> WRITTEN EXERCISE: What is needed here is an exact copy of every entry.
————
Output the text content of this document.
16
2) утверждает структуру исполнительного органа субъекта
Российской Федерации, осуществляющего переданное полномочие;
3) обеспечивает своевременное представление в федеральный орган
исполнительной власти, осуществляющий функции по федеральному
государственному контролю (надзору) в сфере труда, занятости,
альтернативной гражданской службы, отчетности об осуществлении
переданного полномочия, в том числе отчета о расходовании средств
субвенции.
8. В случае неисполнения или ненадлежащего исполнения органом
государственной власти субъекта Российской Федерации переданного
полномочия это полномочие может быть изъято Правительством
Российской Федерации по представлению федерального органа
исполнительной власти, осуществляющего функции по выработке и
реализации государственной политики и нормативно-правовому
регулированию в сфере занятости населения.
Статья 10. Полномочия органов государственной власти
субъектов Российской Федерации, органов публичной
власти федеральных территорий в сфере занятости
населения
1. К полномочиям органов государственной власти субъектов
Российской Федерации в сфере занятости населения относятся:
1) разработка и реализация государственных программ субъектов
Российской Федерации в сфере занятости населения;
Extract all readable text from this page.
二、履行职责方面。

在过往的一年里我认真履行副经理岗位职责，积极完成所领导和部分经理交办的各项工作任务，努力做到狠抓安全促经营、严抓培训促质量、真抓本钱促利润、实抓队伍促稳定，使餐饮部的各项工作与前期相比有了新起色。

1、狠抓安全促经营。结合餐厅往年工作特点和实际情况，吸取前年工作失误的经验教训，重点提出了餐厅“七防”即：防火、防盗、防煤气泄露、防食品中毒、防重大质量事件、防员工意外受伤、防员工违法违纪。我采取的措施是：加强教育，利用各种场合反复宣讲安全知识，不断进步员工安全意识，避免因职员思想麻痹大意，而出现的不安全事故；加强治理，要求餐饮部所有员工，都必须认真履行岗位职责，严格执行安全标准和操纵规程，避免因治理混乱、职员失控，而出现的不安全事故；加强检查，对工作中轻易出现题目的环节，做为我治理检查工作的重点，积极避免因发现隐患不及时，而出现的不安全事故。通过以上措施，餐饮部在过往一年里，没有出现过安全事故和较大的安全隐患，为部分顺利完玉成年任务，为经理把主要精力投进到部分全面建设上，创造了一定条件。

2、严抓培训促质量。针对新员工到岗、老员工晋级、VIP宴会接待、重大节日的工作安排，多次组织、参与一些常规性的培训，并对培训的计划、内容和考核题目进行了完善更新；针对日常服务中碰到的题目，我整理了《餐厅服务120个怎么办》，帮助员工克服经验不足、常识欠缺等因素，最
————
> ANSWER TO THIS PROBLEM:
Output the text content of this document.
16
2) утверждает структуру исполнительного органа субъекта
Российской Федерации, осуществляющего переданное полномочие;
3) обеспечивает своевременное представление в федеральный орган
исполнительной власти, осуществляющий функции по федеральному
государственному контролю (надзору) в сфере труда, занятости,
альтернативной гражданской службы, отчетности об осуществлении
переданного полномочия, в том числе отчета о расходовании средств
субвенции.
8. В случае неисполнения или ненадлежащего исполнения органом
государственной власти субъекта Российской Федерации переданного
полномочия это полномочие может быть изъято Правительством
Российской Федерации по представлению федерального органа
исполнительной власти, осуществляющего функции по выработке и
реализации государственной политики и нормативно-правовому
регулированию в сфере занятости населения.
Статья 10. Полномочия органов государственной власти
субъектов Российской Федерации, органов публичной
власти федеральных территорий в сфере занятости
населения
1. К полномочиям органов государственной власти субъектов
Российской Федерации в сфере занятости населения относятся:
1) разработка и реализация государственных программ субъектов
Российской Федерации в сфере занятости населения;
Extract all readable text from this page.
二、履行职责方面。

在过往的一年里我认真履行副经理岗位职责，积极完成所领导和部分经理交办的各项工作任务，努力做到狠抓安全促经营、严抓培训促质量、真抓本钱促利润、实抓队伍促稳定，使餐饮部的各项工作与前期相比有了新起色。

1、狠抓安全促经营。结合餐厅往年工作特点和实际情况，吸取前年工作失误的经验教训，重点提出了餐厅“七防”即：防火、防盗、防煤气泄露、防食品中毒、防重大质量事件、防员工意外受伤、防员工违法违纪。我采取的措施是：加强教育，利用各种场合反复宣讲安全知识，不断进步员工安全意识，避免因职员思想麻痹大意，而出现的不安全事故；加强治理，要求餐饮部所有员工，都必须认真履行岗位职责，严格执行安全标准和操纵规程，避免因治理混乱、职员失控，而出现的不安全事故；加强检查，对工作中轻易出现题目的环节，做为我治理检查工作的重点，积极避免因发现隐患不及时，而出现的不安全事故。通过以上措施，餐饮部在过往一年里，没有出现过安全事故和较大的安全隐患，为部分顺利完玉成年任务，为经理把主要精力投进到部分全面建设上，创造了一定条件。

2、严抓培训促质量。针对新员工到岗、老员工晋级、VIP宴会接待、重大节日的工作安排，多次组织、参与一些常规性的培训，并对培训的计划、内容和考核题目进行了完善更新；针对日常服务中碰到的题目，我整理了《餐厅服务120个怎么办》，帮助员工克服经验不足、常识欠缺等因素，最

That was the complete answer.